WHAT YOU WILL DO:
Which lines in the records below contain the word "beradaptasi"? Copy each one out.

RECORDS FOR PROCESSING:
## START

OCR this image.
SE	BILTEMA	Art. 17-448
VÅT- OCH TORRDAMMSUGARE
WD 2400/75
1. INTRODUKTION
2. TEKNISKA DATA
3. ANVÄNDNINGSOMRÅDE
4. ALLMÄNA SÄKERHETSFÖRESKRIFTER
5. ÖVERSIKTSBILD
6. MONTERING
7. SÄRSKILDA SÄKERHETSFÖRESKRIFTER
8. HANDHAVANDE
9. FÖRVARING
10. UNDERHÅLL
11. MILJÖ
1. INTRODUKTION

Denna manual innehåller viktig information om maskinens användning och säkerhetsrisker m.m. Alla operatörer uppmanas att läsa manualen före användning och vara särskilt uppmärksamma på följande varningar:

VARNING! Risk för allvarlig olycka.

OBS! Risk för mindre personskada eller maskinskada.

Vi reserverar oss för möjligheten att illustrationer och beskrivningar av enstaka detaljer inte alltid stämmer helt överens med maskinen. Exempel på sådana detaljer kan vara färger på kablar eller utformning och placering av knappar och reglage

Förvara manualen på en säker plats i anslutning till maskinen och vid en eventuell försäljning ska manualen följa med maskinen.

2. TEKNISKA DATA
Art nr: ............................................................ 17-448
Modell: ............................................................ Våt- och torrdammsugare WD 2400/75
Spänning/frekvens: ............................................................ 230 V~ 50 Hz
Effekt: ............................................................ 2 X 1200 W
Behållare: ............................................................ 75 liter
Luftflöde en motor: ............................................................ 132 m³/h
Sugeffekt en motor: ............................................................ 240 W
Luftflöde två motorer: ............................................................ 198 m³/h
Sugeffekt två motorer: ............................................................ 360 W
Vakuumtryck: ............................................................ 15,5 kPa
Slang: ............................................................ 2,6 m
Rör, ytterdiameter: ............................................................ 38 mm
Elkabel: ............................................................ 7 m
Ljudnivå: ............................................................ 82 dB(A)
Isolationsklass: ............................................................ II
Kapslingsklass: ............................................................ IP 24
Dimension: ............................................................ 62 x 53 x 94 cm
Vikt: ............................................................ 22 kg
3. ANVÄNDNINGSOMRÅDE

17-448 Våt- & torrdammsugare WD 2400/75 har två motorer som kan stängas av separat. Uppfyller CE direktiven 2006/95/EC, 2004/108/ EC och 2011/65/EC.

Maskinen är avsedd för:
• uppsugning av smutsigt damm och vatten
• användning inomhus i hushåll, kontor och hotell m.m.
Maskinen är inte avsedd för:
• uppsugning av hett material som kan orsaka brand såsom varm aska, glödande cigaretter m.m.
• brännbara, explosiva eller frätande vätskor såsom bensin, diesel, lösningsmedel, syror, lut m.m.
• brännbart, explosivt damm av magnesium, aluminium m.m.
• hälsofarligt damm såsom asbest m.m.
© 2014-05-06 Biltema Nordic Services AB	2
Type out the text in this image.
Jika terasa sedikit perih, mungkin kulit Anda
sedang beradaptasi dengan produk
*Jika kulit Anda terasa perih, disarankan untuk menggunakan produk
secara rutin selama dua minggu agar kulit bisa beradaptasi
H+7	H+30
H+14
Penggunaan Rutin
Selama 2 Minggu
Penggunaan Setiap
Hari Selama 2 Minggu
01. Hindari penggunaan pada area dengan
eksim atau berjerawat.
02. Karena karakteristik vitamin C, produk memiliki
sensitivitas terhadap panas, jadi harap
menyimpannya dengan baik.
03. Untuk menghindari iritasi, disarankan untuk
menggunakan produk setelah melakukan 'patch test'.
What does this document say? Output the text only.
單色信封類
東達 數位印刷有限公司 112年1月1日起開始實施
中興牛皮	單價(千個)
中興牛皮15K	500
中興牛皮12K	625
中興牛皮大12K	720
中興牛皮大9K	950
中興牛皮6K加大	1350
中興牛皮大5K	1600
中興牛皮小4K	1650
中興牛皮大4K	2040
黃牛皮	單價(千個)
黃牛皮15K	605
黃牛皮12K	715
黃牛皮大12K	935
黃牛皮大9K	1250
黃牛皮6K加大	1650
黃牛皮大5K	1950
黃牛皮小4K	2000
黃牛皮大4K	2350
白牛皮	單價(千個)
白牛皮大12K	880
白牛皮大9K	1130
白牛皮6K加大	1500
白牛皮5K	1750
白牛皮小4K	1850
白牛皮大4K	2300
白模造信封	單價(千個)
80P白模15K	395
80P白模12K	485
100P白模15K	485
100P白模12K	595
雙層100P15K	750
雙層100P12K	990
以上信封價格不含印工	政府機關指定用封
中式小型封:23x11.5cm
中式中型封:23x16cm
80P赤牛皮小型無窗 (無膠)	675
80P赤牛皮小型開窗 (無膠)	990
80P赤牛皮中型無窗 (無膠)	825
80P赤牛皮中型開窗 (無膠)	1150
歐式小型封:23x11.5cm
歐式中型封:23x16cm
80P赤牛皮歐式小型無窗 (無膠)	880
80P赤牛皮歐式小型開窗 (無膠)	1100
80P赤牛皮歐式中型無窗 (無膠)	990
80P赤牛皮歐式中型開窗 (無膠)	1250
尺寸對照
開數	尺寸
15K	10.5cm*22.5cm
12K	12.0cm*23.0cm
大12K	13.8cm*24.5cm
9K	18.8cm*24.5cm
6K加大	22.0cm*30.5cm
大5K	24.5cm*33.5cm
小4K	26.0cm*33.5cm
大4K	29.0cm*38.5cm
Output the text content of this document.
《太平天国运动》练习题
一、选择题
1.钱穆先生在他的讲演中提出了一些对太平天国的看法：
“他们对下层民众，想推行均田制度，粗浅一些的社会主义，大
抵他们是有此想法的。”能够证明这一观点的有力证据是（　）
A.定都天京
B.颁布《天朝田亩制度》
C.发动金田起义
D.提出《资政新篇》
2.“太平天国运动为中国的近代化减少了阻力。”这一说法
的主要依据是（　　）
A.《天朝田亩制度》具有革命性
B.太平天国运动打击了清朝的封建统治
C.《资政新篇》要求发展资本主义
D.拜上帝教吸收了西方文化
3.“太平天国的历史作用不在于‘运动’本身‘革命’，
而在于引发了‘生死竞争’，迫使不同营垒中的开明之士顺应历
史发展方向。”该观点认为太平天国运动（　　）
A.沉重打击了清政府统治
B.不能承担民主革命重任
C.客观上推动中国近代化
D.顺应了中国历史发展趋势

## END

REPLY TO THE EXERCISE:
sedang beradaptasi dengan produk
secara rutin selama dua minggu agar kulit bisa beradaptasi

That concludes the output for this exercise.